**Given exercise**
Write the data out again, exactly as given.

Extracted data entries

○ ○ ○

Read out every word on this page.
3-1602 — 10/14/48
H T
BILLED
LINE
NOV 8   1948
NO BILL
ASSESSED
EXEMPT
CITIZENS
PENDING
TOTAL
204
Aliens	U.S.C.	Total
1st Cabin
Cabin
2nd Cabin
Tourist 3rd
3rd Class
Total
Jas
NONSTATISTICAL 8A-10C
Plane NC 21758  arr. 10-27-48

○ ○ ○

**Full answer**
Read out every word on this page.
3-1602 — 10/14/48
H T
BILLED
LINE
NOV 8   1948
NO BILL
ASSESSED
EXEMPT
CITIZENS
PENDING
TOTAL
204
Aliens	U.S.C.	Total
1st Cabin
Cabin
2nd Cabin
Tourist 3rd
3rd Class
Total
Jas
NONSTATISTICAL 8A-10C
Plane NC 21758  arr. 10-27-48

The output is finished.